▶ **Directions for this task**
Exactly repeat the line that contains "What's the underlying", then every line after it up to and including the final line.
begin
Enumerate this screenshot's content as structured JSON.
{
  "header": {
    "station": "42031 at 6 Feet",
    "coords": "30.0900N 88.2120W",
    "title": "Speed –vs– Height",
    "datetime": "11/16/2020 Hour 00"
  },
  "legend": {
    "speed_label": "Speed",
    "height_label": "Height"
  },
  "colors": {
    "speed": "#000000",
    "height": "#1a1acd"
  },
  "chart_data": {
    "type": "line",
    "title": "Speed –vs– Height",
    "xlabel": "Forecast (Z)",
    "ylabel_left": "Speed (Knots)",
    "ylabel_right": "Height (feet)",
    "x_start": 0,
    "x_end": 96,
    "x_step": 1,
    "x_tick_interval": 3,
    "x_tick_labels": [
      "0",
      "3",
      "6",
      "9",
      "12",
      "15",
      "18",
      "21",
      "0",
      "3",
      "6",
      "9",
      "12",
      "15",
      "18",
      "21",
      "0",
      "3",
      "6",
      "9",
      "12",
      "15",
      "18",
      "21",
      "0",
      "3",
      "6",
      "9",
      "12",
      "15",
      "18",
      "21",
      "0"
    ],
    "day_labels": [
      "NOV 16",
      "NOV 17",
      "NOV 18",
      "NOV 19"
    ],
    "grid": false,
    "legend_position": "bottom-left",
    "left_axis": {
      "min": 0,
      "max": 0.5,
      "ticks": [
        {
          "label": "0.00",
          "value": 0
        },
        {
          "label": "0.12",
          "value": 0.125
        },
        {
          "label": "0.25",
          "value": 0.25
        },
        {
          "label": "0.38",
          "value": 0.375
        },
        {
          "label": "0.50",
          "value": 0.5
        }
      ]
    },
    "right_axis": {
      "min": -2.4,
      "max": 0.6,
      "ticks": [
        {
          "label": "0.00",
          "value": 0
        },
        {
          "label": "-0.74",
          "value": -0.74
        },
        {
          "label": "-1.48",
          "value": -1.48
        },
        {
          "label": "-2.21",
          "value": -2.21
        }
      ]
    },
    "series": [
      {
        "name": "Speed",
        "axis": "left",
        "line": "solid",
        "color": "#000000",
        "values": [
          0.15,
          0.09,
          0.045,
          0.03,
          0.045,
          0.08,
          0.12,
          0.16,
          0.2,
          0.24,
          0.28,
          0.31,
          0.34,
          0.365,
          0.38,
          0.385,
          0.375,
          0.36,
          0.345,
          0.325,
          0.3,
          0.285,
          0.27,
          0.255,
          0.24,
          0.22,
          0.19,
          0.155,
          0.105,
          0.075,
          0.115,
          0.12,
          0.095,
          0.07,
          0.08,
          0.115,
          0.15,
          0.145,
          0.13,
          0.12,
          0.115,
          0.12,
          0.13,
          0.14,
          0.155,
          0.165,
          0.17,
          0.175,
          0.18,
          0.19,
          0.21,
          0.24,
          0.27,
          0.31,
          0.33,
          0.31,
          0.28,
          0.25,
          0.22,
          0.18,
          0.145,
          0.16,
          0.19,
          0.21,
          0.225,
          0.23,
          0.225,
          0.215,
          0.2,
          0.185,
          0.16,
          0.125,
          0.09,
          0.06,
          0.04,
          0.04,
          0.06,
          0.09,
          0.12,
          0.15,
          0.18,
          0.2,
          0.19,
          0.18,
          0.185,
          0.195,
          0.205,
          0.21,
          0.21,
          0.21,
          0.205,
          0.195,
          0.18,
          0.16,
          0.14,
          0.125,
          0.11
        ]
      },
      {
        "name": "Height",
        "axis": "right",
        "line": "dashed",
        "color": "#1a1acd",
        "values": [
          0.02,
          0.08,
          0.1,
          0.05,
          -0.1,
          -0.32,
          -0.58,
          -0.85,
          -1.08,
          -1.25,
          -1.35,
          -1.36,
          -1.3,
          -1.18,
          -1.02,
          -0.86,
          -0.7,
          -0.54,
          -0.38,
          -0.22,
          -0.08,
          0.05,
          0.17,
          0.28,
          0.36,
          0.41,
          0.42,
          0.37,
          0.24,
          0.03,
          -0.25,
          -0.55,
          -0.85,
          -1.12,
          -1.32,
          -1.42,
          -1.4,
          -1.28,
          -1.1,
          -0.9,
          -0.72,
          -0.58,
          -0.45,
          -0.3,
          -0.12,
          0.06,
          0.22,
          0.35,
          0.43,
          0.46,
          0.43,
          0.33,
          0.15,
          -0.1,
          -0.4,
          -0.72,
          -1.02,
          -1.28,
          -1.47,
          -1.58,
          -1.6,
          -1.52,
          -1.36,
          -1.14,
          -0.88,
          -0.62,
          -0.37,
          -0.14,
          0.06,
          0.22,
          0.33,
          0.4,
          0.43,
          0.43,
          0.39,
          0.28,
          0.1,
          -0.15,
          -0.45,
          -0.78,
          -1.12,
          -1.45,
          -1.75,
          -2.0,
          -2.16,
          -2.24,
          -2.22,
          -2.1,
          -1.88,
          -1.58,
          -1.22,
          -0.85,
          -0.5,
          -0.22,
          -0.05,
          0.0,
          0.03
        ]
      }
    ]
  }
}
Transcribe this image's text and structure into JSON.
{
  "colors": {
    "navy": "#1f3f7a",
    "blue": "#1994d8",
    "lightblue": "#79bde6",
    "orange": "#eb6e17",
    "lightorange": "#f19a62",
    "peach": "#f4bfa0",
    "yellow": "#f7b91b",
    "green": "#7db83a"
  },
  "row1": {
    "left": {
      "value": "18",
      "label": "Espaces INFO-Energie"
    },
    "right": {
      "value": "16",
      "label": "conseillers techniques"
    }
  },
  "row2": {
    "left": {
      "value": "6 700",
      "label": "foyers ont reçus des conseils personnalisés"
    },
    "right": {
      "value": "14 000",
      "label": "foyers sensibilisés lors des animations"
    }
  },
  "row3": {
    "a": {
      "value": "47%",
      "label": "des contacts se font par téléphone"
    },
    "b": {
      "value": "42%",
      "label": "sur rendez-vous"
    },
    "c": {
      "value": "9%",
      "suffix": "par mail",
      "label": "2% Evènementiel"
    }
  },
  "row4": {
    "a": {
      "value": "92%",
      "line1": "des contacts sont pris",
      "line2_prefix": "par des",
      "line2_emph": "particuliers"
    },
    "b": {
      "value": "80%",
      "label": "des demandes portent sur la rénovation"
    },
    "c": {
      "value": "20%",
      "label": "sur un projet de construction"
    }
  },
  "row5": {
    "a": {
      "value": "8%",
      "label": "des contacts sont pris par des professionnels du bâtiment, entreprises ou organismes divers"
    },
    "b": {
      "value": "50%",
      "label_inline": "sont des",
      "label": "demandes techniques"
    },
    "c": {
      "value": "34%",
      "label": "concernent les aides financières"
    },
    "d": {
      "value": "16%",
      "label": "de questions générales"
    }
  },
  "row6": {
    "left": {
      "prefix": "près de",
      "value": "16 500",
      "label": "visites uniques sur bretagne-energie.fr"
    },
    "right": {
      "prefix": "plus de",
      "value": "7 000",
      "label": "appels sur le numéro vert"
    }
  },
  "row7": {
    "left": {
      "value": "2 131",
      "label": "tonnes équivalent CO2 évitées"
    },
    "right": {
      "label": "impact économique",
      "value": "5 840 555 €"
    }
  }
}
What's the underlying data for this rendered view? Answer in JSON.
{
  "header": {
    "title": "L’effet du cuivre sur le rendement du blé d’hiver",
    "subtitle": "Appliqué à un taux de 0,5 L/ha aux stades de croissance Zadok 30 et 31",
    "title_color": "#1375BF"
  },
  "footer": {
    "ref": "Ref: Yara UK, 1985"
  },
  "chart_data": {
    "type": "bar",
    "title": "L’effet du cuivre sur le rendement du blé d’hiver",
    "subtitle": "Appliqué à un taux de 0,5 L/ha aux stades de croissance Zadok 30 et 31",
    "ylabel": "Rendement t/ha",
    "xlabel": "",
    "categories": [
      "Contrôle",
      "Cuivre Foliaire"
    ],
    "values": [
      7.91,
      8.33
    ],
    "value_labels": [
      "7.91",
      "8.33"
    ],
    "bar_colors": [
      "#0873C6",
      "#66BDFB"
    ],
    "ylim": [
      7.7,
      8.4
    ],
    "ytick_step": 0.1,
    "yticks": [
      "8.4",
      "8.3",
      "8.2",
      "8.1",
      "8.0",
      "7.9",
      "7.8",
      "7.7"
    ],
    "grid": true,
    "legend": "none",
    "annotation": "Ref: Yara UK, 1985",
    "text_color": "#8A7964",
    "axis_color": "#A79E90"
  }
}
end
▶ **Task result**
What's the underlying data for this rendered view? Answer in JSON.
{
  "header": {
    "title": "L’effet du cuivre sur le rendement du blé d’hiver",
    "subtitle": "Appliqué à un taux de 0,5 L/ha aux stades de croissance Zadok 30 et 31",
    "title_color": "#1375BF"
  },
  "footer": {
    "ref": "Ref: Yara UK, 1985"
  },
  "chart_data": {
    "type": "bar",
    "title": "L’effet du cuivre sur le rendement du blé d’hiver",
    "subtitle": "Appliqué à un taux de 0,5 L/ha aux stades de croissance Zadok 30 et 31",
    "ylabel": "Rendement t/ha",
    "xlabel": "",
    "categories": [
      "Contrôle",
      "Cuivre Foliaire"
    ],
    "values": [
      7.91,
      8.33
    ],
    "value_labels": [
      "7.91",
      "8.33"
    ],
    "bar_colors": [
      "#0873C6",
      "#66BDFB"
    ],
    "ylim": [
      7.7,
      8.4
    ],
    "ytick_step": 0.1,
    "yticks": [
      "8.4",
      "8.3",
      "8.2",
      "8.1",
      "8.0",
      "7.9",
      "7.8",
      "7.7"
    ],
    "grid": true,
    "legend": "none",
    "annotation": "Ref: Yara UK, 1985",
    "text_color": "#8A7964",
    "axis_color": "#A79E90"
  }
}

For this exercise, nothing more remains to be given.